= Exercise objective =
Print the full listing below exactly, keeping every character as it stands.

= Study material =

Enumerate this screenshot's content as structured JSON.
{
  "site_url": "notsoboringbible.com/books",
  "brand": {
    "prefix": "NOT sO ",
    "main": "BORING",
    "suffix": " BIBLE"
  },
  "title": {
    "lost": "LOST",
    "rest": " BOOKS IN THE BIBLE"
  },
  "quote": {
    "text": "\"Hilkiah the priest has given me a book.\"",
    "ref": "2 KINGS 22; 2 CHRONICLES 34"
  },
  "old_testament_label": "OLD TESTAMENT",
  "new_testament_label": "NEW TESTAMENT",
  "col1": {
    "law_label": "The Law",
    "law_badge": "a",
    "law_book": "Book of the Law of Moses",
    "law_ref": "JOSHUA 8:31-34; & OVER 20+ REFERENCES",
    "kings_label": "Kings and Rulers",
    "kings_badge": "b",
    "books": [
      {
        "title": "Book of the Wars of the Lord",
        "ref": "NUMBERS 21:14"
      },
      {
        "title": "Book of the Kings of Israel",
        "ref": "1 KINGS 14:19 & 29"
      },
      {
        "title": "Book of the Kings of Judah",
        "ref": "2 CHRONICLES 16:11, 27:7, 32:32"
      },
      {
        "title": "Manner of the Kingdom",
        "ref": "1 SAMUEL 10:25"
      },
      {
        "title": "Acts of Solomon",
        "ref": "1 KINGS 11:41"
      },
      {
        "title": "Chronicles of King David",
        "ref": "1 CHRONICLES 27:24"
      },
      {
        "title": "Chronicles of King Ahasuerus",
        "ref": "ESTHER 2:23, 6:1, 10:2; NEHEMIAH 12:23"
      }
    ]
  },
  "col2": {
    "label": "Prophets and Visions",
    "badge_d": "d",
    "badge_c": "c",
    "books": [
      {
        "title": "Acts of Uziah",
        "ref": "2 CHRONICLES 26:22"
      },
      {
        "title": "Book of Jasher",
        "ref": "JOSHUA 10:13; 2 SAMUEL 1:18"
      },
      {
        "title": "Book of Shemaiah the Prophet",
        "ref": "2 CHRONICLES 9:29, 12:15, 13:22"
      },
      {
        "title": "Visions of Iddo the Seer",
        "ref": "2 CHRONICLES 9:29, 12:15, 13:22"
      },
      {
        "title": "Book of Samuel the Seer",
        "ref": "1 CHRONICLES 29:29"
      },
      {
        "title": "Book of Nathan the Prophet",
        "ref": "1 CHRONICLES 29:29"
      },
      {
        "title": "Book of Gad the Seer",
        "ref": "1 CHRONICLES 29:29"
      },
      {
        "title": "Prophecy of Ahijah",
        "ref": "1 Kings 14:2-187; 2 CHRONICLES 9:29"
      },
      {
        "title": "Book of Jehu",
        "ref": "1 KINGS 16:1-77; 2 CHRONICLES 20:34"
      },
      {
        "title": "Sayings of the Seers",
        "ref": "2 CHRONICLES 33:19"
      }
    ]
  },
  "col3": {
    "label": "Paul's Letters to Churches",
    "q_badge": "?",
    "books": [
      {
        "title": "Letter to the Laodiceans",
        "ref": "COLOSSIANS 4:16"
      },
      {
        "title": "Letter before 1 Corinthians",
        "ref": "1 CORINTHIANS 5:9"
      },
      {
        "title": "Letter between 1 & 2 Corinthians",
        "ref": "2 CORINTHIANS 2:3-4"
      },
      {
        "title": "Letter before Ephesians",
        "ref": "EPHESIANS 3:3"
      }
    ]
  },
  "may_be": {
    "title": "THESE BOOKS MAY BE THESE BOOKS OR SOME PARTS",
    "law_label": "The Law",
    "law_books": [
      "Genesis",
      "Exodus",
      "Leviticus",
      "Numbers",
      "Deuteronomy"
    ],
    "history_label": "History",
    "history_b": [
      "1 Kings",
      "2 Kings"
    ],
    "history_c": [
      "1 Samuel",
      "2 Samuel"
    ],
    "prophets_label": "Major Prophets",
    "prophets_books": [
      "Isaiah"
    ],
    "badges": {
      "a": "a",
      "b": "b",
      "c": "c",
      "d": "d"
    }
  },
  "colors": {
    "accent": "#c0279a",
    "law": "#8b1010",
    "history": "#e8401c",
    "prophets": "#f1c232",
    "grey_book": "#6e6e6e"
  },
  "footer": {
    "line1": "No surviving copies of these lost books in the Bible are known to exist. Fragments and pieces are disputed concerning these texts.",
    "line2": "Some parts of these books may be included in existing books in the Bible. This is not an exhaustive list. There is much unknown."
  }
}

= Task solution =
Enumerate this screenshot's content as structured JSON.
{
  "site_url": "notsoboringbible.com/books",
  "brand": {
    "prefix": "NOT sO ",
    "main": "BORING",
    "suffix": " BIBLE"
  },
  "title": {
    "lost": "LOST",
    "rest": " BOOKS IN THE BIBLE"
  },
  "quote": {
    "text": "\"Hilkiah the priest has given me a book.\"",
    "ref": "2 KINGS 22; 2 CHRONICLES 34"
  },
  "old_testament_label": "OLD TESTAMENT",
  "new_testament_label": "NEW TESTAMENT",
  "col1": {
    "law_label": "The Law",
    "law_badge": "a",
    "law_book": "Book of the Law of Moses",
    "law_ref": "JOSHUA 8:31-34; & OVER 20+ REFERENCES",
    "kings_label": "Kings and Rulers",
    "kings_badge": "b",
    "books": [
      {
        "title": "Book of the Wars of the Lord",
        "ref": "NUMBERS 21:14"
      },
      {
        "title": "Book of the Kings of Israel",
        "ref": "1 KINGS 14:19 & 29"
      },
      {
        "title": "Book of the Kings of Judah",
        "ref": "2 CHRONICLES 16:11, 27:7, 32:32"
      },
      {
        "title": "Manner of the Kingdom",
        "ref": "1 SAMUEL 10:25"
      },
      {
        "title": "Acts of Solomon",
        "ref": "1 KINGS 11:41"
      },
      {
        "title": "Chronicles of King David",
        "ref": "1 CHRONICLES 27:24"
      },
      {
        "title": "Chronicles of King Ahasuerus",
        "ref": "ESTHER 2:23, 6:1, 10:2; NEHEMIAH 12:23"
      }
    ]
  },
  "col2": {
    "label": "Prophets and Visions",
    "badge_d": "d",
    "badge_c": "c",
    "books": [
      {
        "title": "Acts of Uziah",
        "ref": "2 CHRONICLES 26:22"
      },
      {
        "title": "Book of Jasher",
        "ref": "JOSHUA 10:13; 2 SAMUEL 1:18"
      },
      {
        "title": "Book of Shemaiah the Prophet",
        "ref": "2 CHRONICLES 9:29, 12:15, 13:22"
      },
      {
        "title": "Visions of Iddo the Seer",
        "ref": "2 CHRONICLES 9:29, 12:15, 13:22"
      },
      {
        "title": "Book of Samuel the Seer",
        "ref": "1 CHRONICLES 29:29"
      },
      {
        "title": "Book of Nathan the Prophet",
        "ref": "1 CHRONICLES 29:29"
      },
      {
        "title": "Book of Gad the Seer",
        "ref": "1 CHRONICLES 29:29"
      },
      {
        "title": "Prophecy of Ahijah",
        "ref": "1 Kings 14:2-187; 2 CHRONICLES 9:29"
      },
      {
        "title": "Book of Jehu",
        "ref": "1 KINGS 16:1-77; 2 CHRONICLES 20:34"
      },
      {
        "title": "Sayings of the Seers",
        "ref": "2 CHRONICLES 33:19"
      }
    ]
  },
  "col3": {
    "label": "Paul's Letters to Churches",
    "q_badge": "?",
    "books": [
      {
        "title": "Letter to the Laodiceans",
        "ref": "COLOSSIANS 4:16"
      },
      {
        "title": "Letter before 1 Corinthians",
        "ref": "1 CORINTHIANS 5:9"
      },
      {
        "title": "Letter between 1 & 2 Corinthians",
        "ref": "2 CORINTHIANS 2:3-4"
      },
      {
        "title": "Letter before Ephesians",
        "ref": "EPHESIANS 3:3"
      }
    ]
  },
  "may_be": {
    "title": "THESE BOOKS MAY BE THESE BOOKS OR SOME PARTS",
    "law_label": "The Law",
    "law_books": [
      "Genesis",
      "Exodus",
      "Leviticus",
      "Numbers",
      "Deuteronomy"
    ],
    "history_label": "History",
    "history_b": [
      "1 Kings",
      "2 Kings"
    ],
    "history_c": [
      "1 Samuel",
      "2 Samuel"
    ],
    "prophets_label": "Major Prophets",
    "prophets_books": [
      "Isaiah"
    ],
    "badges": {
      "a": "a",
      "b": "b",
      "c": "c",
      "d": "d"
    }
  },
  "colors": {
    "accent": "#c0279a",
    "law": "#8b1010",
    "history": "#e8401c",
    "prophets": "#f1c232",
    "grey_book": "#6e6e6e"
  },
  "footer": {
    "line1": "No surviving copies of these lost books in the Bible are known to exist. Fragments and pieces are disputed concerning these texts.",
    "line2": "Some parts of these books may be included in existing books in the Bible. This is not an exhaustive list. There is much unknown."
  }
}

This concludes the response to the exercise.